** START Available data **

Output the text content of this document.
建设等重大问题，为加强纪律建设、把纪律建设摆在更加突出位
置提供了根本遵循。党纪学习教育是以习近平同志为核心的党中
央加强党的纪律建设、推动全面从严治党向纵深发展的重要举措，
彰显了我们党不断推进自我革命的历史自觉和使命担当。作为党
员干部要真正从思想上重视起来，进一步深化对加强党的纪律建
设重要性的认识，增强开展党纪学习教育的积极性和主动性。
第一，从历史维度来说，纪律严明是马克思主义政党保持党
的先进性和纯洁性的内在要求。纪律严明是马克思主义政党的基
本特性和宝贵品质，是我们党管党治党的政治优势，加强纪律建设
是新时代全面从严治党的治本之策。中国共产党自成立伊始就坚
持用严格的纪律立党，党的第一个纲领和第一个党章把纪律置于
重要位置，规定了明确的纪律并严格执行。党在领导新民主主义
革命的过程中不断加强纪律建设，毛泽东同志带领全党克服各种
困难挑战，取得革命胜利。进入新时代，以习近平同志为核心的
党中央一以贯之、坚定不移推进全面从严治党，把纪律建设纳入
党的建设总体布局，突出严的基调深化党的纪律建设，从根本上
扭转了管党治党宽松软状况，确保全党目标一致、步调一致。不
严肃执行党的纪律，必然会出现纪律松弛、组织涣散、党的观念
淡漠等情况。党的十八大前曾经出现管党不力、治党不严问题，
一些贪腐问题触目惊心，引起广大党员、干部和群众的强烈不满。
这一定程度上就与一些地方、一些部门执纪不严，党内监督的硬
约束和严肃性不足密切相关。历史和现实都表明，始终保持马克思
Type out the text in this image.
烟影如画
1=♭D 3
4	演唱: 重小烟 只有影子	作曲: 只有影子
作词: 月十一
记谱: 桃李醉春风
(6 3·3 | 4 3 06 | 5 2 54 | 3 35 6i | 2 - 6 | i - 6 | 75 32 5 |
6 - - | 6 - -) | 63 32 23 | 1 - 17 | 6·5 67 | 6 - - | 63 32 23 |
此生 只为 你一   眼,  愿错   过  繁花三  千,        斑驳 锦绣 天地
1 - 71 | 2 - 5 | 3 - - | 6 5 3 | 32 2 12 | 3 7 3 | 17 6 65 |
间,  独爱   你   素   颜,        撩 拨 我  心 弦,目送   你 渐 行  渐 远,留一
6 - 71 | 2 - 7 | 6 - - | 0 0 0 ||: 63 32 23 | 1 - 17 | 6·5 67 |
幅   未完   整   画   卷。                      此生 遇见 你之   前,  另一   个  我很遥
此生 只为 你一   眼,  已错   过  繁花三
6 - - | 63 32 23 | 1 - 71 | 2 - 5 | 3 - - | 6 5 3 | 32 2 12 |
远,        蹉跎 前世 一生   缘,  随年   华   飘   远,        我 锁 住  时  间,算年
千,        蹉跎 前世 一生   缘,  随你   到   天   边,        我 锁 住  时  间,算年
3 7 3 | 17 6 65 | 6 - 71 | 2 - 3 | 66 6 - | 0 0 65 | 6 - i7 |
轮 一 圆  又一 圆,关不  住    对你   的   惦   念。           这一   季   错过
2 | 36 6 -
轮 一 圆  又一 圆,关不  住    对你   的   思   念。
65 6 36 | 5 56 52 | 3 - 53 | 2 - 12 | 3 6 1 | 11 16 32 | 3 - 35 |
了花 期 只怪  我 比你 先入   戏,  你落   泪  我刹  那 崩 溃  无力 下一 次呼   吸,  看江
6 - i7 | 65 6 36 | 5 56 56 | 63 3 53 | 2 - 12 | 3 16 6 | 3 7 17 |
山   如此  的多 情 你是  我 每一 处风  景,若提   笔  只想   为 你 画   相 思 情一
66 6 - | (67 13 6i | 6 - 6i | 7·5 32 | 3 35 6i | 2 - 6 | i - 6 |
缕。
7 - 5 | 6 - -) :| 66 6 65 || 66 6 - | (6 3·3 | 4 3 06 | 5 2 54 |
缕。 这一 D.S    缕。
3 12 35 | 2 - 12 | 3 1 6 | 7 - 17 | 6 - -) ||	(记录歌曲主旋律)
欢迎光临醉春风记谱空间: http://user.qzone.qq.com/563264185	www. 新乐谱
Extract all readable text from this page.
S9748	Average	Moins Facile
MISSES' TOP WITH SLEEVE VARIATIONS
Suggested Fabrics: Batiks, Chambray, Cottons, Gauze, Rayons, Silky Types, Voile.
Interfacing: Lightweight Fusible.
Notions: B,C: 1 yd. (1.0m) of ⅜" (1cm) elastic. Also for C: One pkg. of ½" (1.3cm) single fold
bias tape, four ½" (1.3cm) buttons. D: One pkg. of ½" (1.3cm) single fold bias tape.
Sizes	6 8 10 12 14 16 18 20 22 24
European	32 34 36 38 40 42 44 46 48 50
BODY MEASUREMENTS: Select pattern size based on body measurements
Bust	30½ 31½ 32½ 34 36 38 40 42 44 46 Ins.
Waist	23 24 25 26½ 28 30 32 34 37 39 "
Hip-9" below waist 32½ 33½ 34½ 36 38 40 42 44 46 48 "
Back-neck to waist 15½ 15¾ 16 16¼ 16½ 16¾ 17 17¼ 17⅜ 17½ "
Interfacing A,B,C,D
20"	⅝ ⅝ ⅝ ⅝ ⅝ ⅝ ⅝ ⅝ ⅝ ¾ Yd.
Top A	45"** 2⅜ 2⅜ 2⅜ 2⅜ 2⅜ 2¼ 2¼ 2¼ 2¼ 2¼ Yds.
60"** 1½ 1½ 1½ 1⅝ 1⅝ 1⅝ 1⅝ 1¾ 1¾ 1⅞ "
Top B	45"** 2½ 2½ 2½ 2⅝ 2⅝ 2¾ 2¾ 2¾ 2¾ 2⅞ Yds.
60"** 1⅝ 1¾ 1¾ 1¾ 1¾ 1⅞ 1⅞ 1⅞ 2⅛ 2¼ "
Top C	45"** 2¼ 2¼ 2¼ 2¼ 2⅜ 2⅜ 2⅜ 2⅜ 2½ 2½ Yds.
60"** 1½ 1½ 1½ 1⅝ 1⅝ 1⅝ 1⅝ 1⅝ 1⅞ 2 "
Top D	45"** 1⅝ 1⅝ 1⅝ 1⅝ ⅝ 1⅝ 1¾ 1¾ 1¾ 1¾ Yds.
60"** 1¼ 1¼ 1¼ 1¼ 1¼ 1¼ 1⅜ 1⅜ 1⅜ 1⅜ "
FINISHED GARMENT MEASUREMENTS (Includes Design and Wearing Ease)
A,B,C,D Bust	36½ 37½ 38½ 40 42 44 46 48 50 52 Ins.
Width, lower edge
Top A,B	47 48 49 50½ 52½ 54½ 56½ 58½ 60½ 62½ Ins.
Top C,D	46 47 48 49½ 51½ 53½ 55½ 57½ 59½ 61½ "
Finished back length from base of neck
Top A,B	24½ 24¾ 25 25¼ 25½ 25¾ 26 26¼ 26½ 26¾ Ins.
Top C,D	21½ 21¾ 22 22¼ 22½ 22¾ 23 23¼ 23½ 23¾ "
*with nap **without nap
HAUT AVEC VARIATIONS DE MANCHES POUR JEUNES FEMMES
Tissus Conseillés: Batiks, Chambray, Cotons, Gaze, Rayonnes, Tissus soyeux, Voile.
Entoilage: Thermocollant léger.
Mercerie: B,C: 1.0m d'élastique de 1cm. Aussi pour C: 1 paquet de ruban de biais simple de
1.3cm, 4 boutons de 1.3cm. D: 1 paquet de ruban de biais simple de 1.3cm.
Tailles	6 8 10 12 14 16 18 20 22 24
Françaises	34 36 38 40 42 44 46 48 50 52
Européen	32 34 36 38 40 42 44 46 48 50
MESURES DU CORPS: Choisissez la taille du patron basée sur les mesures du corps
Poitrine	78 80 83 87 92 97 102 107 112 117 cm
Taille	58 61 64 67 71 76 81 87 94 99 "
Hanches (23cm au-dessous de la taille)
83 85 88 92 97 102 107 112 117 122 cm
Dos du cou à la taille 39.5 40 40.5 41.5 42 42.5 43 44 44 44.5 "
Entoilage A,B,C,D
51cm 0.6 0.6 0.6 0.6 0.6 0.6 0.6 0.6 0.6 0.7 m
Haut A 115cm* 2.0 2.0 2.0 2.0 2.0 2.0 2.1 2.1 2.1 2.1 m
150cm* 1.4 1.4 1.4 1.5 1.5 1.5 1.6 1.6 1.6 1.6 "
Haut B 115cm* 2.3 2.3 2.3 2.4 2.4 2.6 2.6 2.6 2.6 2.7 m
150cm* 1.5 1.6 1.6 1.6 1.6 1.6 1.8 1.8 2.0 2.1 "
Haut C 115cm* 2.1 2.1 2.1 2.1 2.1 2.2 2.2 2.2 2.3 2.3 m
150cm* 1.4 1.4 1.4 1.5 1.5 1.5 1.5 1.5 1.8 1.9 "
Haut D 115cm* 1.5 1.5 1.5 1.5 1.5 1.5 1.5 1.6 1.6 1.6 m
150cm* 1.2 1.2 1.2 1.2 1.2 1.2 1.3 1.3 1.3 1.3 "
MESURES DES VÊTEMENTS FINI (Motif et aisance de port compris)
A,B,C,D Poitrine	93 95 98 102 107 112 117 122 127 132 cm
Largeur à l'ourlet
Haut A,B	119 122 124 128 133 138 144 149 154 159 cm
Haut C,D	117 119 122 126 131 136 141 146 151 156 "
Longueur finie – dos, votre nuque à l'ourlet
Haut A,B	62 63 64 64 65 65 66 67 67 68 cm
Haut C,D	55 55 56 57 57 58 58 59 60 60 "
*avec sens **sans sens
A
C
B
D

** END Available data **

Determine how many lines include the string "simple". Give no answer but the number.

2